-- START OF Available data --

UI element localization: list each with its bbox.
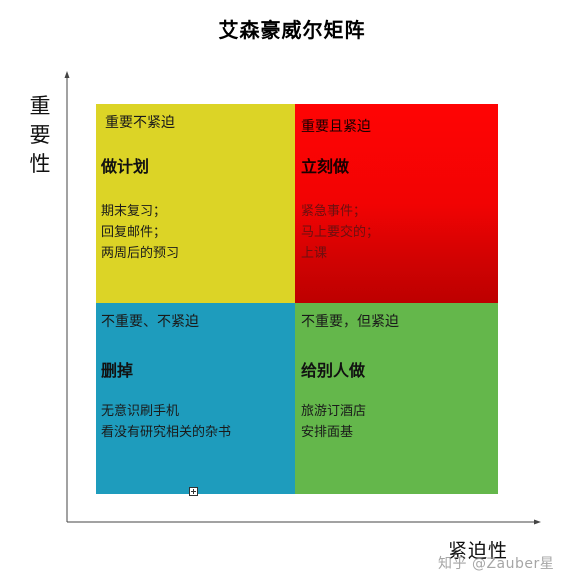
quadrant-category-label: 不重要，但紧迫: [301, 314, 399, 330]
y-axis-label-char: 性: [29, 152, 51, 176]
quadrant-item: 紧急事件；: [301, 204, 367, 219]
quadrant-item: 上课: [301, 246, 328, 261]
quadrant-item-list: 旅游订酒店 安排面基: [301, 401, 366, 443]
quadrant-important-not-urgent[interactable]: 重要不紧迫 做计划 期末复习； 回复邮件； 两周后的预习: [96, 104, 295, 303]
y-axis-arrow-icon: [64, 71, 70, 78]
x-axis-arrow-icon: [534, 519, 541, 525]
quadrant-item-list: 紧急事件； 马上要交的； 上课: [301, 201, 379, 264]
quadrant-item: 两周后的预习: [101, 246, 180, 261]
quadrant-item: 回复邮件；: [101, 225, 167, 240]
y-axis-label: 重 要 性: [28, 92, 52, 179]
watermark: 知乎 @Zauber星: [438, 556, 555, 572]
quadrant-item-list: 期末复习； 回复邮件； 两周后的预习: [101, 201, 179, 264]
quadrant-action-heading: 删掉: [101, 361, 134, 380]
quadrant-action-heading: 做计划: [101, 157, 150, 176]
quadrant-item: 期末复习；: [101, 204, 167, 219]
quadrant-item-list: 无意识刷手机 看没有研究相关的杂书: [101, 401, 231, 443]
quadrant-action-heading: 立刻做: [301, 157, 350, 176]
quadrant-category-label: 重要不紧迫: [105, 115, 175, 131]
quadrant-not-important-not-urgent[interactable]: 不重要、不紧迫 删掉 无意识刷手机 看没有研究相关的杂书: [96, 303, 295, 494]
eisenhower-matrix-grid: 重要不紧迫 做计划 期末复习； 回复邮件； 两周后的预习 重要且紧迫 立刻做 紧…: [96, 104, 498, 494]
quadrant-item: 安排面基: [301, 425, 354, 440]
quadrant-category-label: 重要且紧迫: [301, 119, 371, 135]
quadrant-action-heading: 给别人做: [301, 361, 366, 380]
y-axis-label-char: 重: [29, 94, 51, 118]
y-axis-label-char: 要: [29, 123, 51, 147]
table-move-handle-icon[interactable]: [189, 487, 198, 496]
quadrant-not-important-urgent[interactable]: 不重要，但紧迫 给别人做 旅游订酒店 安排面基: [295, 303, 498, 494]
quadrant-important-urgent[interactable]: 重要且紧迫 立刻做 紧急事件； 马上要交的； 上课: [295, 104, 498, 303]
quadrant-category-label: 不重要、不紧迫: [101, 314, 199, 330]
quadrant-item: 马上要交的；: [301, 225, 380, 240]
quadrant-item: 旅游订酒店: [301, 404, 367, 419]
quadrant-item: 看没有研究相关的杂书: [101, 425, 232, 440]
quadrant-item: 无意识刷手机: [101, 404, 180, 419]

-- END OF Available data --
-- START OF Available data --

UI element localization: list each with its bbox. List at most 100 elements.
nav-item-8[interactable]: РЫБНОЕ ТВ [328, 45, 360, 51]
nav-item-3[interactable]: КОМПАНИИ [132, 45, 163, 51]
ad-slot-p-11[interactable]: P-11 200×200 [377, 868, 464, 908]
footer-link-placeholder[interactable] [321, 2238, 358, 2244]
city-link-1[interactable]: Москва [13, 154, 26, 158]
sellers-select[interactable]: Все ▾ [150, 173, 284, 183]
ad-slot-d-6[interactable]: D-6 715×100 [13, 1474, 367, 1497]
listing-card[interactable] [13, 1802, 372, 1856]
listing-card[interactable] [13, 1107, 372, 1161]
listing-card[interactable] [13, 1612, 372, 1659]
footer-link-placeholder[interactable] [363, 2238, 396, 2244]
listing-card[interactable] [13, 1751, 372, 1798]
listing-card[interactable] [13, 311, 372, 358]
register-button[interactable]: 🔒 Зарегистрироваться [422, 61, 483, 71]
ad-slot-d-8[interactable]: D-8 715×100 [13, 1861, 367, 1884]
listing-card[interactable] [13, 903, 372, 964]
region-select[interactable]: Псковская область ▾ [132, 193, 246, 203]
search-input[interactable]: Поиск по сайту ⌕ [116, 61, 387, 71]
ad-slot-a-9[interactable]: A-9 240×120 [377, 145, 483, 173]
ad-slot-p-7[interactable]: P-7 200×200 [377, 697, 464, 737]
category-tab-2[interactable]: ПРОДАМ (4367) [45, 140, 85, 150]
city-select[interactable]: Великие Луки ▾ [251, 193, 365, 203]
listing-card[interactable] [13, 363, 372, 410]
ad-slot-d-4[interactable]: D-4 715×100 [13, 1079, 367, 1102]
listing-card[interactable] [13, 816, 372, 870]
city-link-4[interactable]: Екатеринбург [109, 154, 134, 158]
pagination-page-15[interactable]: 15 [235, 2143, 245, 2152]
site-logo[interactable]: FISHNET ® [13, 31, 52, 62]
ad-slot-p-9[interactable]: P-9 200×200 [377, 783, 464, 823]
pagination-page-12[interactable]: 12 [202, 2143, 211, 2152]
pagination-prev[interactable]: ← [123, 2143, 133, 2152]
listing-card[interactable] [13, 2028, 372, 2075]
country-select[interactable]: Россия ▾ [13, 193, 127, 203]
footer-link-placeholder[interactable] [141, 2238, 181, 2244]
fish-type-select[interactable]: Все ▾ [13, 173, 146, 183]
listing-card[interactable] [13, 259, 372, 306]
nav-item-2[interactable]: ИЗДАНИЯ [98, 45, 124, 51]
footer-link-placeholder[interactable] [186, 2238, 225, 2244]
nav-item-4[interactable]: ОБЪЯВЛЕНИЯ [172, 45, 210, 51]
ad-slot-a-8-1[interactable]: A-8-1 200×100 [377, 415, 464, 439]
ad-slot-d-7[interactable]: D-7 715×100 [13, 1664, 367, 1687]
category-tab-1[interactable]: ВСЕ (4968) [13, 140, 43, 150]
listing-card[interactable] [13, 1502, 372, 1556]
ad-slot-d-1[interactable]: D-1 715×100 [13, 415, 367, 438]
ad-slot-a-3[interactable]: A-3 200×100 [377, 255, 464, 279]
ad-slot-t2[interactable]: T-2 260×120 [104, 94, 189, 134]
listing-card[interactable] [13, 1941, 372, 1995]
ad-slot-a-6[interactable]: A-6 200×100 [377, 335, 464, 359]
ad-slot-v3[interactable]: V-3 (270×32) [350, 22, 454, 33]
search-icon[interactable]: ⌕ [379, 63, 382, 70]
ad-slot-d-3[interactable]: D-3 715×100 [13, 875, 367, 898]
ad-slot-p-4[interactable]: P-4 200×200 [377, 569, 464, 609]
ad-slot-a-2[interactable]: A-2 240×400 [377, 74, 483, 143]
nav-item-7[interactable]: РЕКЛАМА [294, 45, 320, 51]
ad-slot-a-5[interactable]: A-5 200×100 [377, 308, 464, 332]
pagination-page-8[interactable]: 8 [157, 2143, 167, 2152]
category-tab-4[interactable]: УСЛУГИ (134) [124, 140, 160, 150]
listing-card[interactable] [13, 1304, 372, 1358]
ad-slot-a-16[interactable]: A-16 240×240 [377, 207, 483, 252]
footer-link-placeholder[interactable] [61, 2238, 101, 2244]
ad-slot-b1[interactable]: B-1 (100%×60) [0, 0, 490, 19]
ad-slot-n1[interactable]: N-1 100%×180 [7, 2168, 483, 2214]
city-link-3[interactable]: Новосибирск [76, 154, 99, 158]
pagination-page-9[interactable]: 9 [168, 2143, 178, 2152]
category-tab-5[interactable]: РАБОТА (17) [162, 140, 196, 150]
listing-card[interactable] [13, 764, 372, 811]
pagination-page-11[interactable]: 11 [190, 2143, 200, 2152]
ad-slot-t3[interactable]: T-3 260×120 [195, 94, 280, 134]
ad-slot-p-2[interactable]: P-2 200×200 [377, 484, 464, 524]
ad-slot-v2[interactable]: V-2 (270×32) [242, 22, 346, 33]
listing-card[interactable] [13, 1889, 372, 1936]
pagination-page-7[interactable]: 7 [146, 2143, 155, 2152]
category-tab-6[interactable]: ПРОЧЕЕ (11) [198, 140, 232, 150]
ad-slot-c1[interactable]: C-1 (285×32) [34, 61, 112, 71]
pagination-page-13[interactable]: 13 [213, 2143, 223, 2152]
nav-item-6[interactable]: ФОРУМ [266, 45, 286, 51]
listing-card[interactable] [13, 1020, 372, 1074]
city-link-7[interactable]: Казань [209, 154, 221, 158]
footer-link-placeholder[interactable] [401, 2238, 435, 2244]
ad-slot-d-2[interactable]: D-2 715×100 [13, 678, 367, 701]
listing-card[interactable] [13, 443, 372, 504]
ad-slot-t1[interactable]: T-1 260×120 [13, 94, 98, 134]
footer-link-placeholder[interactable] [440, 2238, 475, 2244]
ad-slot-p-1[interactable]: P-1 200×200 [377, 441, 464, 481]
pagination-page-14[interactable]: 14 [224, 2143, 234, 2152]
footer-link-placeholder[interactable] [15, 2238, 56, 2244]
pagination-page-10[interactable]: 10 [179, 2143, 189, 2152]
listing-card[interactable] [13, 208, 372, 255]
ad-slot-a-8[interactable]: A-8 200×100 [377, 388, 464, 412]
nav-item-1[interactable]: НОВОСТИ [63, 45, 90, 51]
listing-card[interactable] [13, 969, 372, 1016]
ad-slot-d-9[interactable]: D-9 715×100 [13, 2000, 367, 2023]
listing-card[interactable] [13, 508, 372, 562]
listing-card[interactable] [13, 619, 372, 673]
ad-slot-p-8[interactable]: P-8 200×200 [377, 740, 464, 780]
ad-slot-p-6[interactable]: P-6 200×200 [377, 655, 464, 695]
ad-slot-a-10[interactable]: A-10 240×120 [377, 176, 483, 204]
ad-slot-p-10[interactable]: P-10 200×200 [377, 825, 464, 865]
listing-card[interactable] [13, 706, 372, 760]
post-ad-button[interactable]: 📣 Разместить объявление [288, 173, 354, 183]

-- END OF Available data --
-- START OF Available data --

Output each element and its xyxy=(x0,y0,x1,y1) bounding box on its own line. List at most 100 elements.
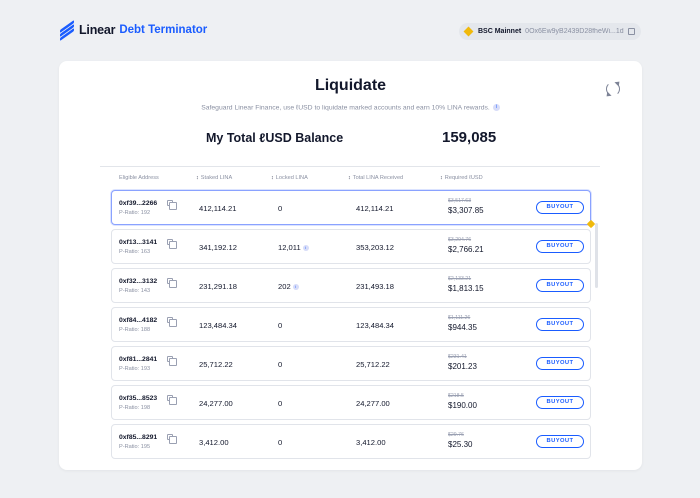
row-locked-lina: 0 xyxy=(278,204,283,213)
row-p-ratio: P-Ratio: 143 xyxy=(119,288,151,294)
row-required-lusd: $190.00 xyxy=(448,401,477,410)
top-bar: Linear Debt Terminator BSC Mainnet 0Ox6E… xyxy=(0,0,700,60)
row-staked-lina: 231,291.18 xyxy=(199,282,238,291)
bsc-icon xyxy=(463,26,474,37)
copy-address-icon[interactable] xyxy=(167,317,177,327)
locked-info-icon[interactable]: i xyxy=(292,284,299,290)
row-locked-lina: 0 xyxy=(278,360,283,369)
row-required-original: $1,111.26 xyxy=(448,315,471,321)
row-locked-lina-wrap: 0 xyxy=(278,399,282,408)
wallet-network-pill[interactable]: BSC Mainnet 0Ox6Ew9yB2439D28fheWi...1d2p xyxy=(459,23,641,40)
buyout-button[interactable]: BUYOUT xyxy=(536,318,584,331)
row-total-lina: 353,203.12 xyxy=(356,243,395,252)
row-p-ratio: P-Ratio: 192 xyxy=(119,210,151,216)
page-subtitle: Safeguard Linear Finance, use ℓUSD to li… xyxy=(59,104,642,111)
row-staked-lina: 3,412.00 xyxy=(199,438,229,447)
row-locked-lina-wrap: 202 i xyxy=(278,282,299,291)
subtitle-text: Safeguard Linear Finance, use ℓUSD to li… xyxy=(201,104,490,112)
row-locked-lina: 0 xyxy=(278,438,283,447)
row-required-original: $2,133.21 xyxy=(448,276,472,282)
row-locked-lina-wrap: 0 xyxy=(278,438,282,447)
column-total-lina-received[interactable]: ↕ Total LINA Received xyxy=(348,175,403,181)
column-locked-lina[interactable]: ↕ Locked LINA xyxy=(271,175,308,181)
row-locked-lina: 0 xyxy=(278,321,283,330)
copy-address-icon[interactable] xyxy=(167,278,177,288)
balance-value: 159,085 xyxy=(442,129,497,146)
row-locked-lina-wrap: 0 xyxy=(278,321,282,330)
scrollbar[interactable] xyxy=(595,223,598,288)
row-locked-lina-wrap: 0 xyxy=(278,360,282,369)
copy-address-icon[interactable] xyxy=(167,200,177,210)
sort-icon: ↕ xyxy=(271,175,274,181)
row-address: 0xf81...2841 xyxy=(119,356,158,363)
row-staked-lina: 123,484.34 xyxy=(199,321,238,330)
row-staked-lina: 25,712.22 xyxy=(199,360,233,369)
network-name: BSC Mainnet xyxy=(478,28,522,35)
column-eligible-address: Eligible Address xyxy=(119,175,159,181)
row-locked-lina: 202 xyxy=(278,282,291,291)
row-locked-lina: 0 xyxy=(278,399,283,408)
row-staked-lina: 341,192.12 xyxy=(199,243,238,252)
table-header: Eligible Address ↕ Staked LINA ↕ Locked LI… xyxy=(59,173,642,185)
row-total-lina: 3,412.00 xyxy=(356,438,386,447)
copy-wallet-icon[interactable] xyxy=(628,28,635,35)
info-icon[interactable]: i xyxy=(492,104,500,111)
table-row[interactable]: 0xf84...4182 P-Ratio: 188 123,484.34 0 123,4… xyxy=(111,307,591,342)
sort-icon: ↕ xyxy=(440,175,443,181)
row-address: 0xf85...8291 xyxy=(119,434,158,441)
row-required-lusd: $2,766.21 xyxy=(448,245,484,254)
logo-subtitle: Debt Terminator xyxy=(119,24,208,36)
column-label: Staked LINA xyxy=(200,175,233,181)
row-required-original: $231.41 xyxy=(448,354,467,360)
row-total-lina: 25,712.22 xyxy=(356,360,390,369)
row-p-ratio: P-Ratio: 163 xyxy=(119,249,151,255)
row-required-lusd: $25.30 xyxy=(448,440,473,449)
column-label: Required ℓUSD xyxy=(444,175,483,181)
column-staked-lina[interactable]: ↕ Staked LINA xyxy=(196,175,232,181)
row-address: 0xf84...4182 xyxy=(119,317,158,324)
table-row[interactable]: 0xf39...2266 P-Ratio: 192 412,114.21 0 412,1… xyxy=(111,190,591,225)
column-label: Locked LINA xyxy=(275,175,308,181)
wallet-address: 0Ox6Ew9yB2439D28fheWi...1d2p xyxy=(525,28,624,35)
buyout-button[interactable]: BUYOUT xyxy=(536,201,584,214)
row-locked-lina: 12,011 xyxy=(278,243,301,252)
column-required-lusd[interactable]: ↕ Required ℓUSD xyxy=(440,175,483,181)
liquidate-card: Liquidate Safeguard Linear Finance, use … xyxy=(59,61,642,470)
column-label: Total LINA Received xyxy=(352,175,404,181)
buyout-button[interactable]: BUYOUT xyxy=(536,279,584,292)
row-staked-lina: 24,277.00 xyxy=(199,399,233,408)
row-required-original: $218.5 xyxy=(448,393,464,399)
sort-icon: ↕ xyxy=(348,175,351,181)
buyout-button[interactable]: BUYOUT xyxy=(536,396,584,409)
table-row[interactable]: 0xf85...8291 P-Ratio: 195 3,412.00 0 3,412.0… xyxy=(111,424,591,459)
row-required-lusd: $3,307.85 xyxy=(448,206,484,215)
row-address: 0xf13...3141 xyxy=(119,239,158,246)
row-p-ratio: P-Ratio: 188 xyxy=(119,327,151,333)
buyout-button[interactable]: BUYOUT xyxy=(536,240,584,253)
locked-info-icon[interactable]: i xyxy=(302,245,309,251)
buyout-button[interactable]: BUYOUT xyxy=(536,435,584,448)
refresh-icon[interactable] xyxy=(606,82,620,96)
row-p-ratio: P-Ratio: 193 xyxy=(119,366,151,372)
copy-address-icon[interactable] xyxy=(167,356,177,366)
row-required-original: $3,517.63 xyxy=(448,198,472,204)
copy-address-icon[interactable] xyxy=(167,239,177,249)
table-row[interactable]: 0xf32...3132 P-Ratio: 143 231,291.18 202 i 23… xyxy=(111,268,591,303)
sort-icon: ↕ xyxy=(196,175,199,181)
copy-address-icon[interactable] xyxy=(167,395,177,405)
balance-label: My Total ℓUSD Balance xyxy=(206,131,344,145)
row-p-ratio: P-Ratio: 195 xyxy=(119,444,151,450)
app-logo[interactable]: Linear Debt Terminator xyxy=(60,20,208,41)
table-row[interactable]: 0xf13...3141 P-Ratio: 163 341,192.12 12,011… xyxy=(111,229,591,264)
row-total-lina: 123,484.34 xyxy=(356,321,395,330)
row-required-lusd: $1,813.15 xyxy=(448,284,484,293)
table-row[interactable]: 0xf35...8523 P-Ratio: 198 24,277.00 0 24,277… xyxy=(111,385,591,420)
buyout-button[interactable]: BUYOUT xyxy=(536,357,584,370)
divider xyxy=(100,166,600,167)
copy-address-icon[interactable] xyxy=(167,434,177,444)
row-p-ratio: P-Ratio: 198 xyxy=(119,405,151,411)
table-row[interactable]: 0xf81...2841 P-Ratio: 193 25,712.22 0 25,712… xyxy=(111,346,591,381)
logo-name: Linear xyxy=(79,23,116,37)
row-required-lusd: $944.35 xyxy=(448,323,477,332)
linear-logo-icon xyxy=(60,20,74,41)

-- END OF Available data --

In the second block of items, copy word for word the stretch from the line containing "UI element localization: list each with its bbox. List" through the line containing "ad-slot-p-11[interactable]: P-11 200×200".

UI element localization: list each with its bbox. List at most 100 elements.
nav-item-8[interactable]: РЫБНОЕ ТВ [328, 45, 360, 51]
nav-item-3[interactable]: КОМПАНИИ [132, 45, 163, 51]
ad-slot-p-11[interactable]: P-11 200×200 [377, 868, 464, 908]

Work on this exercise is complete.